* Begin Items *

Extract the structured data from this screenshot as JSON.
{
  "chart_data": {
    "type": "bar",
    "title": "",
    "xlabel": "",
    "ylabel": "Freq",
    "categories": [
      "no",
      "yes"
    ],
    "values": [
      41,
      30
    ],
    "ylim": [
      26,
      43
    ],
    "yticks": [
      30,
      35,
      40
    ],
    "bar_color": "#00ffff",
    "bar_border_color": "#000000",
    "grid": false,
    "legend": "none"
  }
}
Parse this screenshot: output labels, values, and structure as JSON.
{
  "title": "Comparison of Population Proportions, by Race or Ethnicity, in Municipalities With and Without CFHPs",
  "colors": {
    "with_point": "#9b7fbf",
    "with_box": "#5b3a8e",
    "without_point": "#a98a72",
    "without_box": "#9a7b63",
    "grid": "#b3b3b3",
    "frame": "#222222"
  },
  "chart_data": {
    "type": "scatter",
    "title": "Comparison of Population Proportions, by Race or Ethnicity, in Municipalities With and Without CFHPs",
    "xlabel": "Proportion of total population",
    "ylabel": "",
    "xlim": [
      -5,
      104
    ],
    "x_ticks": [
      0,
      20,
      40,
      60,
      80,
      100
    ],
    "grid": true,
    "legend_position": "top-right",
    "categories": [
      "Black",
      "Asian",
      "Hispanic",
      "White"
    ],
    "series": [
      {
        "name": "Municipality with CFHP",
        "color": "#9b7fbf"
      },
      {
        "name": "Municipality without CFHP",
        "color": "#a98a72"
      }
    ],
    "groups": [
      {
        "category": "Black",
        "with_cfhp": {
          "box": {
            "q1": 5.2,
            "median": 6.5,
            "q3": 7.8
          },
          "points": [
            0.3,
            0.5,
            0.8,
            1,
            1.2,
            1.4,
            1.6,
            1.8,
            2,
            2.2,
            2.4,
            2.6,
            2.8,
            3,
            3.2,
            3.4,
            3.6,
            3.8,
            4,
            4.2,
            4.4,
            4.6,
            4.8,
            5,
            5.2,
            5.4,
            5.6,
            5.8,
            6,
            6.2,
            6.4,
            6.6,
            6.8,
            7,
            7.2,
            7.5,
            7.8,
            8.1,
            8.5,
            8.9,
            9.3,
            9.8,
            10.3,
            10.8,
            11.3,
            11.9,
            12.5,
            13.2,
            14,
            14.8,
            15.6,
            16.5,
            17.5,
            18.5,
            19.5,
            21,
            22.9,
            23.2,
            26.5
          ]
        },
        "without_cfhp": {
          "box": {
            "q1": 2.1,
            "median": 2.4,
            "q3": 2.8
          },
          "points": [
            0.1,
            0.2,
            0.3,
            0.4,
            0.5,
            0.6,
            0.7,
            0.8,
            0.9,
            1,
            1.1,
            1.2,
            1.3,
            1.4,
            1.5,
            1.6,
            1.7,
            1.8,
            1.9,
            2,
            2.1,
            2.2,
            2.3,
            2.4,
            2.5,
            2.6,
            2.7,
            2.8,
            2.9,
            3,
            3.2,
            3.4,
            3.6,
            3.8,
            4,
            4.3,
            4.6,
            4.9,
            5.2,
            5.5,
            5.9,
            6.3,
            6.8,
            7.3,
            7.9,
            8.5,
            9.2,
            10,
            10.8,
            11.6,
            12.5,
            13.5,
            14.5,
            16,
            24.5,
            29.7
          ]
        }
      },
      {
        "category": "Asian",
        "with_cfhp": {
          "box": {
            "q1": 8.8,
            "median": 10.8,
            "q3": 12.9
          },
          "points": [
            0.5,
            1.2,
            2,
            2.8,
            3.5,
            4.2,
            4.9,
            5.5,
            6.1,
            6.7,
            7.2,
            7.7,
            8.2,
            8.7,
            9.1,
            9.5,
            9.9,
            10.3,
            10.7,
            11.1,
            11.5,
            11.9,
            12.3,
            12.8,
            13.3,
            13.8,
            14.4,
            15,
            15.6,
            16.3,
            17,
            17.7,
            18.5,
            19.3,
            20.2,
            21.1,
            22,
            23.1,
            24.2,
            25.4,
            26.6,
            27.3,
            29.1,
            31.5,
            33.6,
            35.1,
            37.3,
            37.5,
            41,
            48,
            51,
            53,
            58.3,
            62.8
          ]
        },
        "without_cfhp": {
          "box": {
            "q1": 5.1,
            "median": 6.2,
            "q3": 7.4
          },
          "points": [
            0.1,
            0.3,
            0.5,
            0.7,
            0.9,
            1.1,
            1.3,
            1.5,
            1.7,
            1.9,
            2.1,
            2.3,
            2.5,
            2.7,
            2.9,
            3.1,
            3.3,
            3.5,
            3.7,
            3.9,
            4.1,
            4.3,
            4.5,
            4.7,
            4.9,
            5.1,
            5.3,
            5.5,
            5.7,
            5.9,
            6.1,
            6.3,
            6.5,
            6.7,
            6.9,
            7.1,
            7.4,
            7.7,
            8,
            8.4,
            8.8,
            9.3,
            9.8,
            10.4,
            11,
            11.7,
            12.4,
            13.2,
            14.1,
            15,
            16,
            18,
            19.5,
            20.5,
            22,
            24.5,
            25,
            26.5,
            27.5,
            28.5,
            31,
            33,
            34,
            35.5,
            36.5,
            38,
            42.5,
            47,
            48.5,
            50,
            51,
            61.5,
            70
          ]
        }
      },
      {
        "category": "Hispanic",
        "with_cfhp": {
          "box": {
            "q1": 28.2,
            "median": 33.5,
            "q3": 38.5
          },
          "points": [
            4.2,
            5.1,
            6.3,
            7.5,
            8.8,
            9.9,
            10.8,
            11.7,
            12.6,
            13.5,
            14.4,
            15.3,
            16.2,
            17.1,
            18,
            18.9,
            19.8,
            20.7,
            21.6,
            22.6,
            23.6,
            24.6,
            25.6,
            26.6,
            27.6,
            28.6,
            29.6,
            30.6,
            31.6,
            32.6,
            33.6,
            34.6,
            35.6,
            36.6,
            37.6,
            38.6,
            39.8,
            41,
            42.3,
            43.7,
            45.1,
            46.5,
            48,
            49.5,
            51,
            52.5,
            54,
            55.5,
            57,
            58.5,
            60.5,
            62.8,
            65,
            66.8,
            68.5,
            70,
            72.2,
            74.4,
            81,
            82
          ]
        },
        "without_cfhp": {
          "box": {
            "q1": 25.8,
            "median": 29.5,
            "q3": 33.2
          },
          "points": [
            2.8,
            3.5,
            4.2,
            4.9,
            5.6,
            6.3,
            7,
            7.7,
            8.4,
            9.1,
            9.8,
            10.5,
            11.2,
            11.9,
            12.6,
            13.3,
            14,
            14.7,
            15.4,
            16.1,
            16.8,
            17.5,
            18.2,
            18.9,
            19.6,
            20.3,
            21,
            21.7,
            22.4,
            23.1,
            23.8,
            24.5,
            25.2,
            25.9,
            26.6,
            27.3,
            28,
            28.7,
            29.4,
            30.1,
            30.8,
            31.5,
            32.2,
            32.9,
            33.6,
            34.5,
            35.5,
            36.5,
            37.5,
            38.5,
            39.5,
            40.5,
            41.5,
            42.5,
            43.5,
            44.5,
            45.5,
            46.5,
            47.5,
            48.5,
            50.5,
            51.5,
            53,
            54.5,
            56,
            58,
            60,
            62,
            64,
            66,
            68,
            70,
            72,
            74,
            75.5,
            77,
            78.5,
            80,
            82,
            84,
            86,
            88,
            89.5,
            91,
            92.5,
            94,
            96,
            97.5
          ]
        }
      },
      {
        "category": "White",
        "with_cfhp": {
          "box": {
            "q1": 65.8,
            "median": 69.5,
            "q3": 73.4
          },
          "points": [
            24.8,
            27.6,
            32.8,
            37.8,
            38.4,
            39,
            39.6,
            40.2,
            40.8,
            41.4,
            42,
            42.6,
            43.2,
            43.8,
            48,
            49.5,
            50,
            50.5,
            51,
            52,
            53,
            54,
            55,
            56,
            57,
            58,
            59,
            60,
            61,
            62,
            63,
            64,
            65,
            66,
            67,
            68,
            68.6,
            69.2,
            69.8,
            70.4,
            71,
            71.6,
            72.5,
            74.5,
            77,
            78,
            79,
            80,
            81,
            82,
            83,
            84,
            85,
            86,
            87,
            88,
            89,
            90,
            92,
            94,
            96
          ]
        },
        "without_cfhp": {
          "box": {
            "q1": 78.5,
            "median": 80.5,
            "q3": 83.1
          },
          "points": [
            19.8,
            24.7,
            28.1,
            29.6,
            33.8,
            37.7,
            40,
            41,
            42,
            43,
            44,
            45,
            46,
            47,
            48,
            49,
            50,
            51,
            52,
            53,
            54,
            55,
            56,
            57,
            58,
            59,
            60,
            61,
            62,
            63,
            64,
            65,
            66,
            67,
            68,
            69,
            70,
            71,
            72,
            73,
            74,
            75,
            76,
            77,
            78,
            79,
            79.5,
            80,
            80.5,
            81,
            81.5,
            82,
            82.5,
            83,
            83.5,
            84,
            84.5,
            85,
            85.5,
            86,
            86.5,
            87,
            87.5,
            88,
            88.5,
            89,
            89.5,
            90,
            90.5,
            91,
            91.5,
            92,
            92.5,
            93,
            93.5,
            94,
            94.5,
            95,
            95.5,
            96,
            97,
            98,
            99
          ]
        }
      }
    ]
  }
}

* End Items *

**Exercise directions**
Note each line of the entries that has "Municipalities" in it, and copy those lines.

**Output of the exercise**
  "title": "Comparison of Population Proportions, by Race or Ethnicity, in Municipalities With and Without CFHPs",
    "title": "Comparison of Population Proportions, by Race or Ethnicity, in Municipalities With and Without CFHPs",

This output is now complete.